>> Begin
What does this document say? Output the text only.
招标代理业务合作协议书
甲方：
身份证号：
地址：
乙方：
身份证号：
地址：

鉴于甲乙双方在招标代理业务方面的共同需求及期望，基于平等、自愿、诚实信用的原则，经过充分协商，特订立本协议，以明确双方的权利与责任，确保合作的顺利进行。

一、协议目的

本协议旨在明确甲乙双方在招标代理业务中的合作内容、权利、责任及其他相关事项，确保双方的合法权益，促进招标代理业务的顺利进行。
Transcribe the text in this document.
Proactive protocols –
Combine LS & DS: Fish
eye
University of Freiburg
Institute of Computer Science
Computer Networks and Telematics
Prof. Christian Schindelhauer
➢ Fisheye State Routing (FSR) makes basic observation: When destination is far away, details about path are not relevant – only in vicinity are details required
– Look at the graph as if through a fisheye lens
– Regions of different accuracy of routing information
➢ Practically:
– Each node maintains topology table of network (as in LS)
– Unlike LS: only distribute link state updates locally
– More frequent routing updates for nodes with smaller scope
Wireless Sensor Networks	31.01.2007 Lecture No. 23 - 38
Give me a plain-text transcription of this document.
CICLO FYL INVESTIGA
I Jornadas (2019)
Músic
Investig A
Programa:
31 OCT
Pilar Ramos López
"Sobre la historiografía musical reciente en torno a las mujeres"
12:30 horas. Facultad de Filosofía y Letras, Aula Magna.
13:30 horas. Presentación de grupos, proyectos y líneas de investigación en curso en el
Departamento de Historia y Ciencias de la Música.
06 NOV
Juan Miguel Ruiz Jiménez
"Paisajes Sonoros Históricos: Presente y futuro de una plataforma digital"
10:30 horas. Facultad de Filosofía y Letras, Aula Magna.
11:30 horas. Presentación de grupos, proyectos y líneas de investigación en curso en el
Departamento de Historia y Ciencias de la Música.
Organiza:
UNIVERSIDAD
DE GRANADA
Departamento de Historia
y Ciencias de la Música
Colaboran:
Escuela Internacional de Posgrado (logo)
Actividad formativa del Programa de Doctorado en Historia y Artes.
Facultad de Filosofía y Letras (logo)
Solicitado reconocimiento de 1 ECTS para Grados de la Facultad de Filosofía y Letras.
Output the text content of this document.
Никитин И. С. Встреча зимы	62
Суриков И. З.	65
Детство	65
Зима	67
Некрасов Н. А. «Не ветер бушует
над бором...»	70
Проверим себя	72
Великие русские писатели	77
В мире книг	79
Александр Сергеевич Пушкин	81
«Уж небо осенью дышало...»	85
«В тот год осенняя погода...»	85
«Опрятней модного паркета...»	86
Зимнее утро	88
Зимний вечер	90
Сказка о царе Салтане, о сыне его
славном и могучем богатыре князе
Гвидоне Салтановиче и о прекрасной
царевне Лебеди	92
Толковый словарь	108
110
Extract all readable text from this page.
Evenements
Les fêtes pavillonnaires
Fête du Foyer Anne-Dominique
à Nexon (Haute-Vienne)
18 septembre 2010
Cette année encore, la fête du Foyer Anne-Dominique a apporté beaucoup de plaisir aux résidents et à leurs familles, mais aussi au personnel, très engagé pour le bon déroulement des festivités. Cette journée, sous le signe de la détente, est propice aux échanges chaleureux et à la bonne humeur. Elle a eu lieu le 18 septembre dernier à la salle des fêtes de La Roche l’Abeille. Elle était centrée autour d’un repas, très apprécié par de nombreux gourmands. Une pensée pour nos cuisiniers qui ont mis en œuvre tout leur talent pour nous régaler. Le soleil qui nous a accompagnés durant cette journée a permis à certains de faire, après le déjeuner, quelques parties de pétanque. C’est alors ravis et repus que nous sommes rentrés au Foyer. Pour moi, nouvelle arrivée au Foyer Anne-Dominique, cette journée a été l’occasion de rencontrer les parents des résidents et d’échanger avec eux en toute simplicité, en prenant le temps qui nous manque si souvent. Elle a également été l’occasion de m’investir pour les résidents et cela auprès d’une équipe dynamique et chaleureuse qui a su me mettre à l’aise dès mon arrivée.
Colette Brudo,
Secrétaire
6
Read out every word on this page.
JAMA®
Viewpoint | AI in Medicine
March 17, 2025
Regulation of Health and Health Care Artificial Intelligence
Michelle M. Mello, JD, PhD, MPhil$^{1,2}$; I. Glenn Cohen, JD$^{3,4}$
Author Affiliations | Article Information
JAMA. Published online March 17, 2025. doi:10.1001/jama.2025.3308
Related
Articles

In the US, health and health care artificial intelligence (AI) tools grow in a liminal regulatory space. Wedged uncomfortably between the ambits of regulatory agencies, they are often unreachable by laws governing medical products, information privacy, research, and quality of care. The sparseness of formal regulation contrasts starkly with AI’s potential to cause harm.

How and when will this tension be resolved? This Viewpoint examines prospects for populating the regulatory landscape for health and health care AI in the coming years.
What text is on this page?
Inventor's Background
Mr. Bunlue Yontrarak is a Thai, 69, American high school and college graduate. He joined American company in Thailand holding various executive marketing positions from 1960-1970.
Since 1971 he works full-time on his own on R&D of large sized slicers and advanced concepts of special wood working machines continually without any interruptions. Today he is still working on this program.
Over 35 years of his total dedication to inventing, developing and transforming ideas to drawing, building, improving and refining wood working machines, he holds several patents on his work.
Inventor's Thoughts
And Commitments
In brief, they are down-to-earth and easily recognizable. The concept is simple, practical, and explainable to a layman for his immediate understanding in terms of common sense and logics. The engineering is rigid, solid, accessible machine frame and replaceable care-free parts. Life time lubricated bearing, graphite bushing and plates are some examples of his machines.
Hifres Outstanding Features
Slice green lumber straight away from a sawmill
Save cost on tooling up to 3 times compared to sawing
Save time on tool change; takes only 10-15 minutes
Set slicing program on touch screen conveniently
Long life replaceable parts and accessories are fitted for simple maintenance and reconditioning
>> End
[GIVEN PROBLEM]: Please restate the data word for word, every record included.

[REPLY]:
What does this document say? Output the text only.
招标代理业务合作协议书
甲方：
身份证号：
地址：
乙方：
身份证号：
地址：

鉴于甲乙双方在招标代理业务方面的共同需求及期望，基于平等、自愿、诚实信用的原则，经过充分协商，特订立本协议，以明确双方的权利与责任，确保合作的顺利进行。

一、协议目的

本协议旨在明确甲乙双方在招标代理业务中的合作内容、权利、责任及其他相关事项，确保双方的合法权益，促进招标代理业务的顺利进行。
Transcribe the text in this document.
Proactive protocols –
Combine LS & DS: Fish
eye
University of Freiburg
Institute of Computer Science
Computer Networks and Telematics
Prof. Christian Schindelhauer
➢ Fisheye State Routing (FSR) makes basic observation: When destination is far away, details about path are not relevant – only in vicinity are details required
– Look at the graph as if through a fisheye lens
– Regions of different accuracy of routing information
➢ Practically:
– Each node maintains topology table of network (as in LS)
– Unlike LS: only distribute link state updates locally
– More frequent routing updates for nodes with smaller scope
Wireless Sensor Networks	31.01.2007 Lecture No. 23 - 38
Give me a plain-text transcription of this document.
CICLO FYL INVESTIGA
I Jornadas (2019)
Músic
Investig A
Programa:
31 OCT
Pilar Ramos López
"Sobre la historiografía musical reciente en torno a las mujeres"
12:30 horas. Facultad de Filosofía y Letras, Aula Magna.
13:30 horas. Presentación de grupos, proyectos y líneas de investigación en curso en el
Departamento de Historia y Ciencias de la Música.
06 NOV
Juan Miguel Ruiz Jiménez
"Paisajes Sonoros Históricos: Presente y futuro de una plataforma digital"
10:30 horas. Facultad de Filosofía y Letras, Aula Magna.
11:30 horas. Presentación de grupos, proyectos y líneas de investigación en curso en el
Departamento de Historia y Ciencias de la Música.
Organiza:
UNIVERSIDAD
DE GRANADA
Departamento de Historia
y Ciencias de la Música
Colaboran:
Escuela Internacional de Posgrado (logo)
Actividad formativa del Programa de Doctorado en Historia y Artes.
Facultad de Filosofía y Letras (logo)
Solicitado reconocimiento de 1 ECTS para Grados de la Facultad de Filosofía y Letras.
Output the text content of this document.
Никитин И. С. Встреча зимы	62
Суриков И. З.	65
Детство	65
Зима	67
Некрасов Н. А. «Не ветер бушует
над бором...»	70
Проверим себя	72
Великие русские писатели	77
В мире книг	79
Александр Сергеевич Пушкин	81
«Уж небо осенью дышало...»	85
«В тот год осенняя погода...»	85
«Опрятней модного паркета...»	86
Зимнее утро	88
Зимний вечер	90
Сказка о царе Салтане, о сыне его
славном и могучем богатыре князе
Гвидоне Салтановиче и о прекрасной
царевне Лебеди	92
Толковый словарь	108
110
Extract all readable text from this page.
Evenements
Les fêtes pavillonnaires
Fête du Foyer Anne-Dominique
à Nexon (Haute-Vienne)
18 septembre 2010
Cette année encore, la fête du Foyer Anne-Dominique a apporté beaucoup de plaisir aux résidents et à leurs familles, mais aussi au personnel, très engagé pour le bon déroulement des festivités. Cette journée, sous le signe de la détente, est propice aux échanges chaleureux et à la bonne humeur. Elle a eu lieu le 18 septembre dernier à la salle des fêtes de La Roche l’Abeille. Elle était centrée autour d’un repas, très apprécié par de nombreux gourmands. Une pensée pour nos cuisiniers qui ont mis en œuvre tout leur talent pour nous régaler. Le soleil qui nous a accompagnés durant cette journée a permis à certains de faire, après le déjeuner, quelques parties de pétanque. C’est alors ravis et repus que nous sommes rentrés au Foyer. Pour moi, nouvelle arrivée au Foyer Anne-Dominique, cette journée a été l’occasion de rencontrer les parents des résidents et d’échanger avec eux en toute simplicité, en prenant le temps qui nous manque si souvent. Elle a également été l’occasion de m’investir pour les résidents et cela auprès d’une équipe dynamique et chaleureuse qui a su me mettre à l’aise dès mon arrivée.
Colette Brudo,
Secrétaire
6
Read out every word on this page.
JAMA®
Viewpoint | AI in Medicine
March 17, 2025
Regulation of Health and Health Care Artificial Intelligence
Michelle M. Mello, JD, PhD, MPhil$^{1,2}$; I. Glenn Cohen, JD$^{3,4}$
Author Affiliations | Article Information
JAMA. Published online March 17, 2025. doi:10.1001/jama.2025.3308
Related
Articles

In the US, health and health care artificial intelligence (AI) tools grow in a liminal regulatory space. Wedged uncomfortably between the ambits of regulatory agencies, they are often unreachable by laws governing medical products, information privacy, research, and quality of care. The sparseness of formal regulation contrasts starkly with AI’s potential to cause harm.

How and when will this tension be resolved? This Viewpoint examines prospects for populating the regulatory landscape for health and health care AI in the coming years.
What text is on this page?
Inventor's Background
Mr. Bunlue Yontrarak is a Thai, 69, American high school and college graduate. He joined American company in Thailand holding various executive marketing positions from 1960-1970.
Since 1971 he works full-time on his own on R&D of large sized slicers and advanced concepts of special wood working machines continually without any interruptions. Today he is still working on this program.
Over 35 years of his total dedication to inventing, developing and transforming ideas to drawing, building, improving and refining wood working machines, he holds several patents on his work.
Inventor's Thoughts
And Commitments
In brief, they are down-to-earth and easily recognizable. The concept is simple, practical, and explainable to a layman for his immediate understanding in terms of common sense and logics. The engineering is rigid, solid, accessible machine frame and replaceable care-free parts. Life time lubricated bearing, graphite bushing and plates are some examples of his machines.
Hifres Outstanding Features
Slice green lumber straight away from a sawmill
Save cost on tooling up to 3 times compared to sawing
Save time on tool change; takes only 10-15 minutes
Set slicing program on touch screen conveniently
Long life replaceable parts and accessories are fitted for simple maintenance and reconditioning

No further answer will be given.